### Task instructions
Take every line that has the string "grošuov" and copy it out.

### Input for this task
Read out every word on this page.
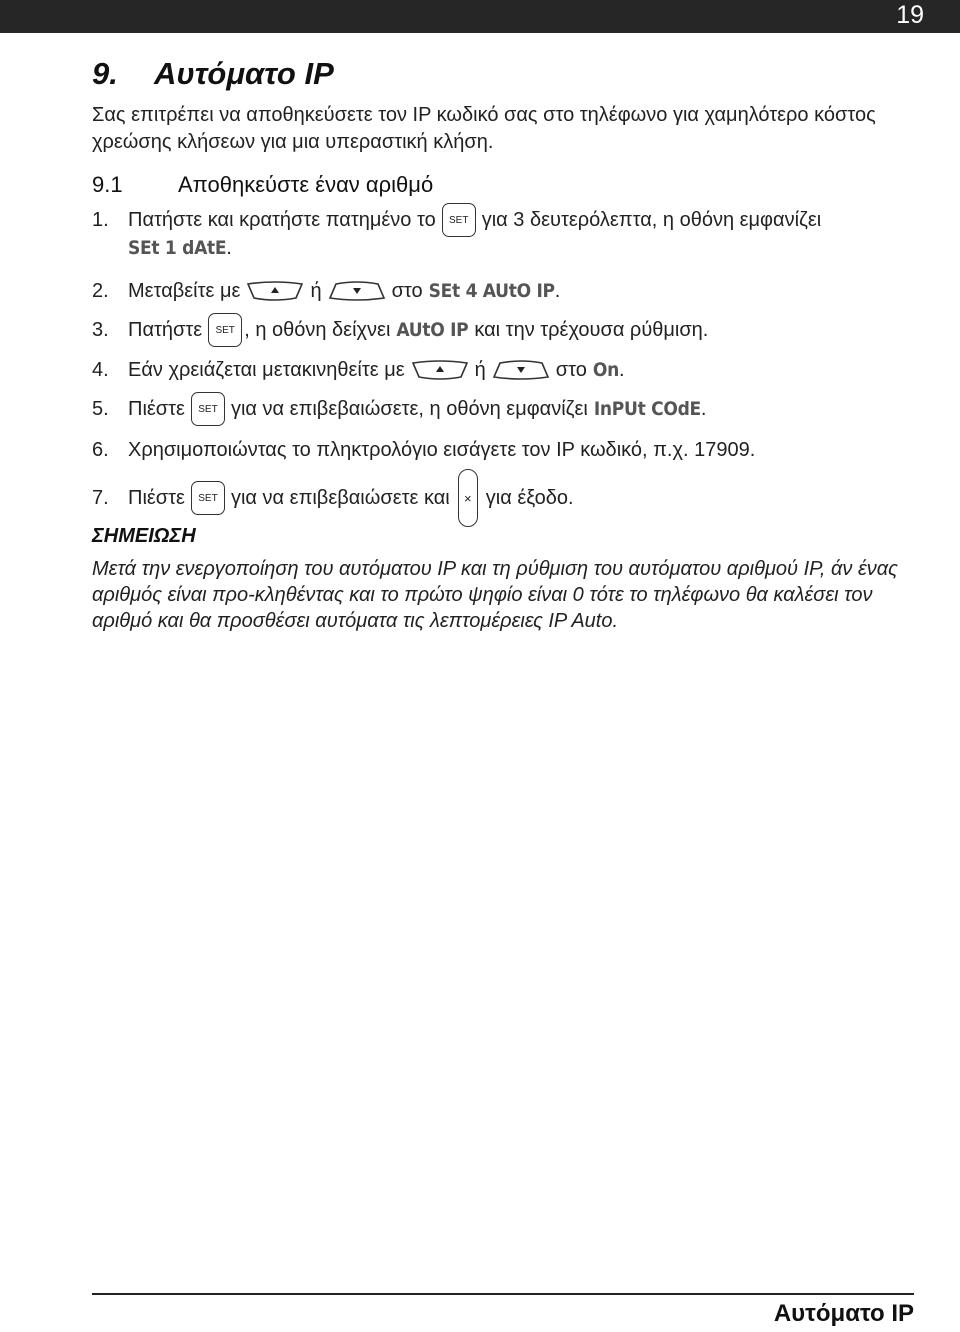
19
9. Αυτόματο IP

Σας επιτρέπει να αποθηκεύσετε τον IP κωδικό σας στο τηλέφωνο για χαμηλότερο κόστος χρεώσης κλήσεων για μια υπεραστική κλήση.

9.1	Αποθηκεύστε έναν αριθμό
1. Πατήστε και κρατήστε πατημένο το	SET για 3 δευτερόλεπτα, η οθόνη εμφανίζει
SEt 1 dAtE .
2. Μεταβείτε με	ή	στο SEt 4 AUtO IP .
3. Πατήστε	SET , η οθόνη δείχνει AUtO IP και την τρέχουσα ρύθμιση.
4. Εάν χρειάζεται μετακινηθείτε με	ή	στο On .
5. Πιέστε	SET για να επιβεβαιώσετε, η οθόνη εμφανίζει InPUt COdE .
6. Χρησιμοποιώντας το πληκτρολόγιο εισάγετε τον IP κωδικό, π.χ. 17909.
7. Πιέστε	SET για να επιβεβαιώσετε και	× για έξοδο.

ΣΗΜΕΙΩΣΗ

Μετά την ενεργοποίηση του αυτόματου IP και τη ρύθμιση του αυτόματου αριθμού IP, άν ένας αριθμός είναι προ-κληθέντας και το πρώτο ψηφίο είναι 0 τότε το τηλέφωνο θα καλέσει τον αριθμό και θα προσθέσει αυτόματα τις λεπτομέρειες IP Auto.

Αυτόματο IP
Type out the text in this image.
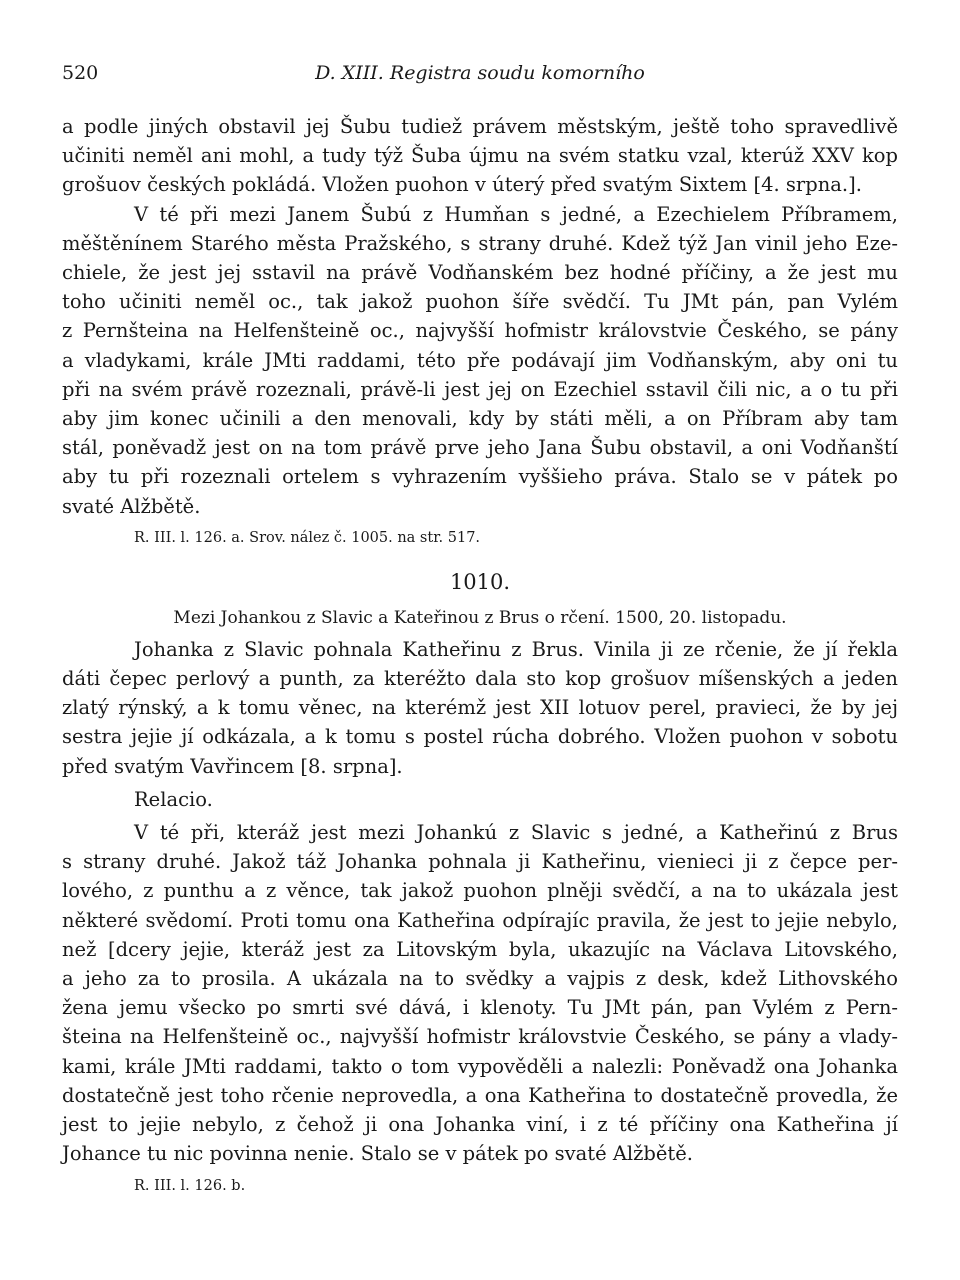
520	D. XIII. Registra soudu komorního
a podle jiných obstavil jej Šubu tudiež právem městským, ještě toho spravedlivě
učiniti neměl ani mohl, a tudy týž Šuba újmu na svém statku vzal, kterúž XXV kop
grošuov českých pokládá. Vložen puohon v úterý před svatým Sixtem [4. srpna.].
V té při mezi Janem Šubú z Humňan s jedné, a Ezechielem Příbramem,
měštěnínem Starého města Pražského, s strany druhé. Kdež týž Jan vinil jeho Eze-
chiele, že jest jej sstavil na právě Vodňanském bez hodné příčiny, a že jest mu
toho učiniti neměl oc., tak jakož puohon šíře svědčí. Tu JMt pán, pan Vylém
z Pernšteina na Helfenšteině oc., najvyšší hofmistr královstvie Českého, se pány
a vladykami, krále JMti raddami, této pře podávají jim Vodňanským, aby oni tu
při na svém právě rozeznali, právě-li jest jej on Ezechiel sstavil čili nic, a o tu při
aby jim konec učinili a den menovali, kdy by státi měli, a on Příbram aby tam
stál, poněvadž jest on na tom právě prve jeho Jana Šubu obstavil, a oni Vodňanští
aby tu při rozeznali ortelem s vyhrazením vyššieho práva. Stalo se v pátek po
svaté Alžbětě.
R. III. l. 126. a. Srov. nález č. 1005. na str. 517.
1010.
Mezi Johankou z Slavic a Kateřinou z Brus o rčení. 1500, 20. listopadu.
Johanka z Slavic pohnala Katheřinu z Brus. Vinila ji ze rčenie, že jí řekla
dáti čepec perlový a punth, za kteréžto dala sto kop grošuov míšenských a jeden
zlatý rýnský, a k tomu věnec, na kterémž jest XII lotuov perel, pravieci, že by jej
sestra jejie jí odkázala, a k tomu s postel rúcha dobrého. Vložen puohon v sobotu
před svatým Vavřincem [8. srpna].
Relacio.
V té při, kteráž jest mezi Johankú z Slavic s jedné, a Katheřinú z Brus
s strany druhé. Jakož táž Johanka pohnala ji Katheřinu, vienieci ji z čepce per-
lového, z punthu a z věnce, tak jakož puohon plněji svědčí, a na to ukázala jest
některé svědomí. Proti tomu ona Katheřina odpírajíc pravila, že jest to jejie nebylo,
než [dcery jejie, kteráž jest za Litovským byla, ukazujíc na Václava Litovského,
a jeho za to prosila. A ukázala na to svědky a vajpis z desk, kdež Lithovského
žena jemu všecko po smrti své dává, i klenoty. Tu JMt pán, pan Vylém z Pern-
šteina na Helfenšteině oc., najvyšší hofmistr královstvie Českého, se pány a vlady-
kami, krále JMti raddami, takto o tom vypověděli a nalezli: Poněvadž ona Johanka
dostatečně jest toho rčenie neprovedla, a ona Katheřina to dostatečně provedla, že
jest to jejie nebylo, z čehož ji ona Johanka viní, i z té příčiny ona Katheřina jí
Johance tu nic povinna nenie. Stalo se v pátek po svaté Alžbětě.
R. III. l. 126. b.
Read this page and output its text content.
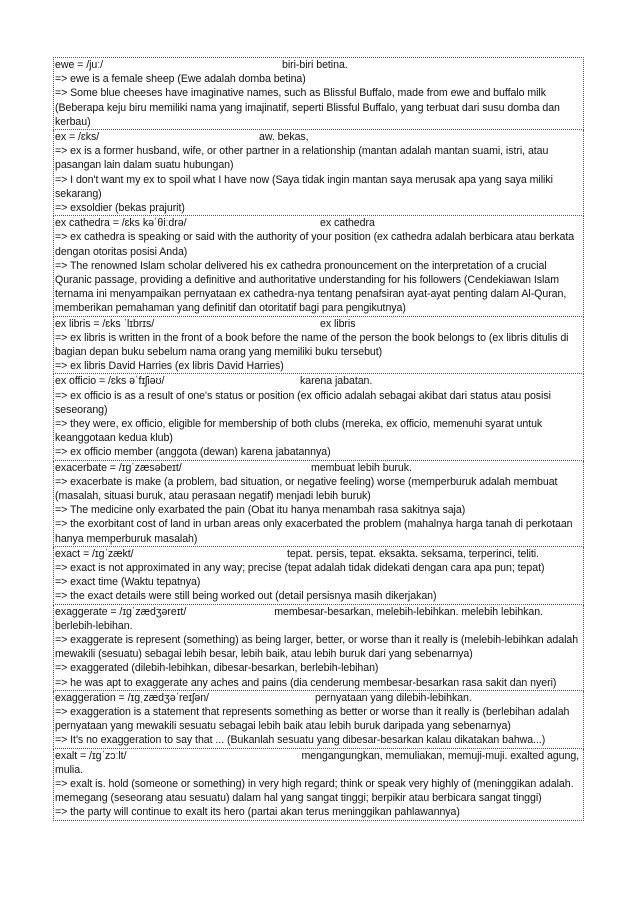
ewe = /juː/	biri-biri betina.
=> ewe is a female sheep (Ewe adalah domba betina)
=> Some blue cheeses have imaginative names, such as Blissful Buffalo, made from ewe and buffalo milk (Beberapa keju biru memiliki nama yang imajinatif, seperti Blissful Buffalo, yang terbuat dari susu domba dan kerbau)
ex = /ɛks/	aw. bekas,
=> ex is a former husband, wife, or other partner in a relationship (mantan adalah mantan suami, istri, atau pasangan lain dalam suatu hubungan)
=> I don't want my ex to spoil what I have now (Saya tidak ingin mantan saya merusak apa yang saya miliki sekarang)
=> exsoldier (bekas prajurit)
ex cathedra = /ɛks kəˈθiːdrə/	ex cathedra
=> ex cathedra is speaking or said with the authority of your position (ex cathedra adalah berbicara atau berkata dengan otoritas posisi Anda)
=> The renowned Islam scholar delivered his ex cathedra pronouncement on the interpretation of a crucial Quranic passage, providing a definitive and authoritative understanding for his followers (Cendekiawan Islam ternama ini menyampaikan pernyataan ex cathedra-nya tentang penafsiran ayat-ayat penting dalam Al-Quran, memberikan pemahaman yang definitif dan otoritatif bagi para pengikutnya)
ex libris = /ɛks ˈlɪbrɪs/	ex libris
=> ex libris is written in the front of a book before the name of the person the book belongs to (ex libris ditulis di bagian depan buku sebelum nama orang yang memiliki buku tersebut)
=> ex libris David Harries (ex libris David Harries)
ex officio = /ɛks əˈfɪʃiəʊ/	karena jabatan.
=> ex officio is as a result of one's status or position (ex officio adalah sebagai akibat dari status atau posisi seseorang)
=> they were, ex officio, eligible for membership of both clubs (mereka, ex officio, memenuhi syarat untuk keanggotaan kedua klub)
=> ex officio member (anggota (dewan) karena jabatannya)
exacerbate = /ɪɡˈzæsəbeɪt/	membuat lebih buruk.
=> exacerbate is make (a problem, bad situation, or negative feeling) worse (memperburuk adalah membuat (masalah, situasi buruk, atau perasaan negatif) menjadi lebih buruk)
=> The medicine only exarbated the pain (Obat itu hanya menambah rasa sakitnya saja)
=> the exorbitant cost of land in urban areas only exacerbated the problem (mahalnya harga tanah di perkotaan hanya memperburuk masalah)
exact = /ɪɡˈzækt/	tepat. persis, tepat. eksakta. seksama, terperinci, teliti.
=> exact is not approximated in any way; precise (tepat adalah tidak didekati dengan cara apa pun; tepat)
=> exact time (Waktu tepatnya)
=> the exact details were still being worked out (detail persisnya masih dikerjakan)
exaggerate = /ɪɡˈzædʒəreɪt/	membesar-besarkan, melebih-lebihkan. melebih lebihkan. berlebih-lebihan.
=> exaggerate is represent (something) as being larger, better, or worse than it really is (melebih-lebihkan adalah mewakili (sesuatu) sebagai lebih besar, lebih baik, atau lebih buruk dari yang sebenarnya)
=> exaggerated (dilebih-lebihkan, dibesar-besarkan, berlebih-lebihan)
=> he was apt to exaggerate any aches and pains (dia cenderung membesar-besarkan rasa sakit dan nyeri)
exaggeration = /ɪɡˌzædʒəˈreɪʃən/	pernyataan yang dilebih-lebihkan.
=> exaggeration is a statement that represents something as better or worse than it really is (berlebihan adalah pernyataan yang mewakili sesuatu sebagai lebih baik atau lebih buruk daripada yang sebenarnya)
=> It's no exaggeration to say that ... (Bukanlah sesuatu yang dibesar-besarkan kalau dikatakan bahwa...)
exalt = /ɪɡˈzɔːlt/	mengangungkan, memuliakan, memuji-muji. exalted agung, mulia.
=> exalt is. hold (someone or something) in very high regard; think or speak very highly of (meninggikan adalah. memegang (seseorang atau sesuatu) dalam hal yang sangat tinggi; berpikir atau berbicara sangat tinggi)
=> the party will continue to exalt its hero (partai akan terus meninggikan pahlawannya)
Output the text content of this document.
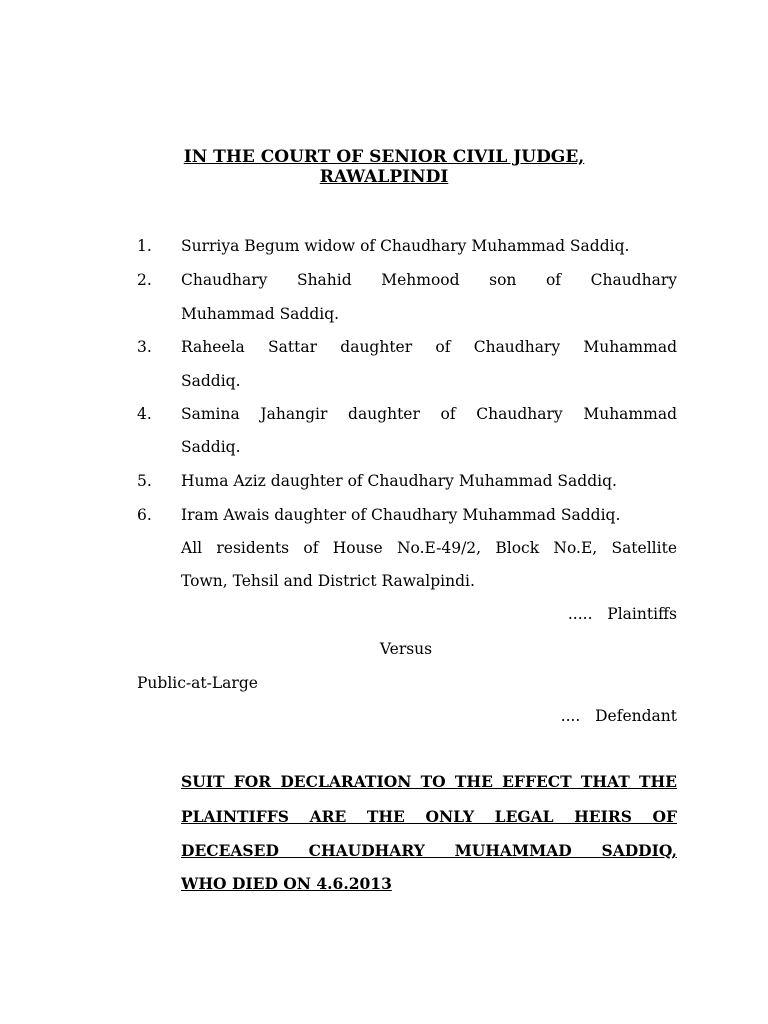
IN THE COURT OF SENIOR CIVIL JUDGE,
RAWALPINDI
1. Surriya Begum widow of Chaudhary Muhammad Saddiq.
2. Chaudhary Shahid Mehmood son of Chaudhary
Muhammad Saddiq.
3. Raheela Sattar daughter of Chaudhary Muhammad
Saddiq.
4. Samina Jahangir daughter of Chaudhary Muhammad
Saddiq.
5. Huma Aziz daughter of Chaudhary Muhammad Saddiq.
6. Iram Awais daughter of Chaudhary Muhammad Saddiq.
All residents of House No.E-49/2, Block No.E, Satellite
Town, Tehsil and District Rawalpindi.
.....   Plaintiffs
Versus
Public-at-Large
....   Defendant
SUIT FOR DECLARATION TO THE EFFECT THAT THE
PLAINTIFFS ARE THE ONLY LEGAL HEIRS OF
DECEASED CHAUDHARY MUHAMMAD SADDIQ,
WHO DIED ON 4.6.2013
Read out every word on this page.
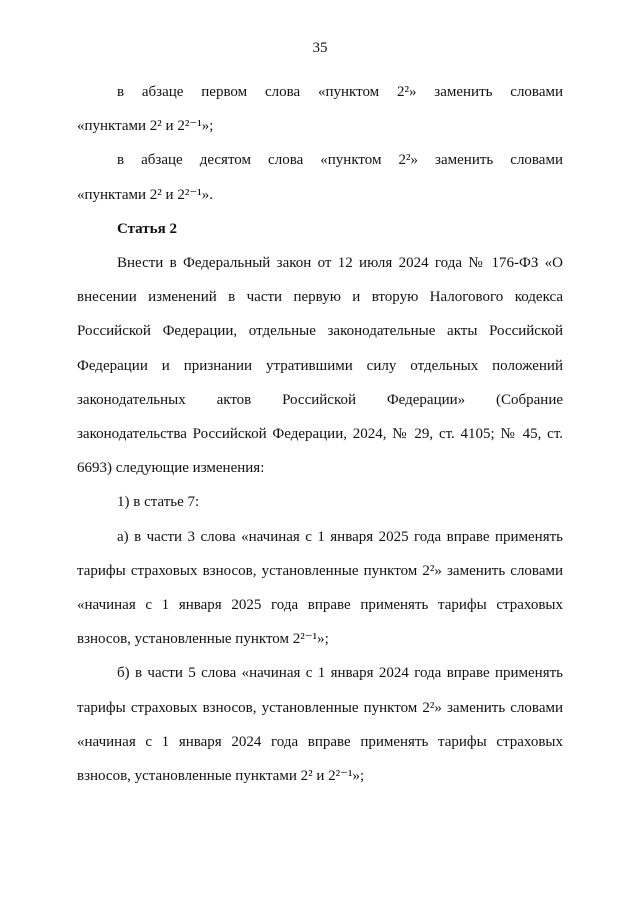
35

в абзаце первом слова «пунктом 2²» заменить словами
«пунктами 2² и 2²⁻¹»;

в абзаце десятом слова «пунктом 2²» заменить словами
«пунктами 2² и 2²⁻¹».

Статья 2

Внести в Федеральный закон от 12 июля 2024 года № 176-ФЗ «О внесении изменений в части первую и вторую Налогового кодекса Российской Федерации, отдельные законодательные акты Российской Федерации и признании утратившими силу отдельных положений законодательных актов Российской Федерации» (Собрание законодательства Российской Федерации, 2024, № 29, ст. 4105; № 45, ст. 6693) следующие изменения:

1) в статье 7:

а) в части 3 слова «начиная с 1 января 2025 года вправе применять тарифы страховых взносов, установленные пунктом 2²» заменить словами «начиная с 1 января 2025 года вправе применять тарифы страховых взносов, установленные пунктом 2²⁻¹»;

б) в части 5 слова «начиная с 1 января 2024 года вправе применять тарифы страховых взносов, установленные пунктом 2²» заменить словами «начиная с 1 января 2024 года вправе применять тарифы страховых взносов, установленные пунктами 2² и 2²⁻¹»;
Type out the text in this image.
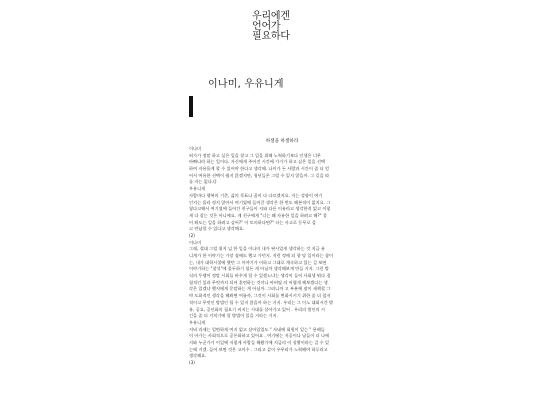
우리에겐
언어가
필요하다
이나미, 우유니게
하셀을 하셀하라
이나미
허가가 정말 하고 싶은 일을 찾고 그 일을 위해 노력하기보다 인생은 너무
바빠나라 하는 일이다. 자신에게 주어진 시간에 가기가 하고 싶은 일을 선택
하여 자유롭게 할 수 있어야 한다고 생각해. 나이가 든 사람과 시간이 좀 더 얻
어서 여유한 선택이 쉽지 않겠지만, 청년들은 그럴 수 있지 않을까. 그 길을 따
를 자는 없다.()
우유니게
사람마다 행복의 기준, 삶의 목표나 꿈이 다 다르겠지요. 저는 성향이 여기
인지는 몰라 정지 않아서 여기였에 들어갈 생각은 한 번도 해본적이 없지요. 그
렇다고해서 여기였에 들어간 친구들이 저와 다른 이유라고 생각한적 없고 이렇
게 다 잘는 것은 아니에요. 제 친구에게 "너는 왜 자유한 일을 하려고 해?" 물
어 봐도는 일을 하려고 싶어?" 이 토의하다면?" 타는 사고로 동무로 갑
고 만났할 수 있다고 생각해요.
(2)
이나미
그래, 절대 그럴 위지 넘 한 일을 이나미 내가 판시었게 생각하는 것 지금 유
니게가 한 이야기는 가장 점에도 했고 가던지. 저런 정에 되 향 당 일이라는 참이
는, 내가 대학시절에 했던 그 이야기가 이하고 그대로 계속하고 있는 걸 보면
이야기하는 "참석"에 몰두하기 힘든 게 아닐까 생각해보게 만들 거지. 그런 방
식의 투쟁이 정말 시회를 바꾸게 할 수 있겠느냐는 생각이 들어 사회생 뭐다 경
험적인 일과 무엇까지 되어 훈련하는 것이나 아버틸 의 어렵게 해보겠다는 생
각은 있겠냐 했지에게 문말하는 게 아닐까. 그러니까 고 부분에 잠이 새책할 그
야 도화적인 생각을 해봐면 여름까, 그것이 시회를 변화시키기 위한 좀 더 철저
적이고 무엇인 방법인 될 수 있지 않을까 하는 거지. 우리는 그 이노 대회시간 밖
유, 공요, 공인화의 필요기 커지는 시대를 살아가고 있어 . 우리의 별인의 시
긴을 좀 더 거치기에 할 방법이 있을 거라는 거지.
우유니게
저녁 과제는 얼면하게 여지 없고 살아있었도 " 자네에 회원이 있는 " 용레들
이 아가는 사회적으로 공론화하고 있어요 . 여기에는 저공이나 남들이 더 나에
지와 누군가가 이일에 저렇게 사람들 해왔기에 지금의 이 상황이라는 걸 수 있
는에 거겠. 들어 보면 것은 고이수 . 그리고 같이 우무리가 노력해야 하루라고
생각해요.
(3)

### Answer to the problem
grošuov českých pokládá. Vložen puohon v úterý před svatým Sixtem [4. srpna.].
dáti čepec perlový a punth, za kteréžto dala sto kop grošuov míšenských a jeden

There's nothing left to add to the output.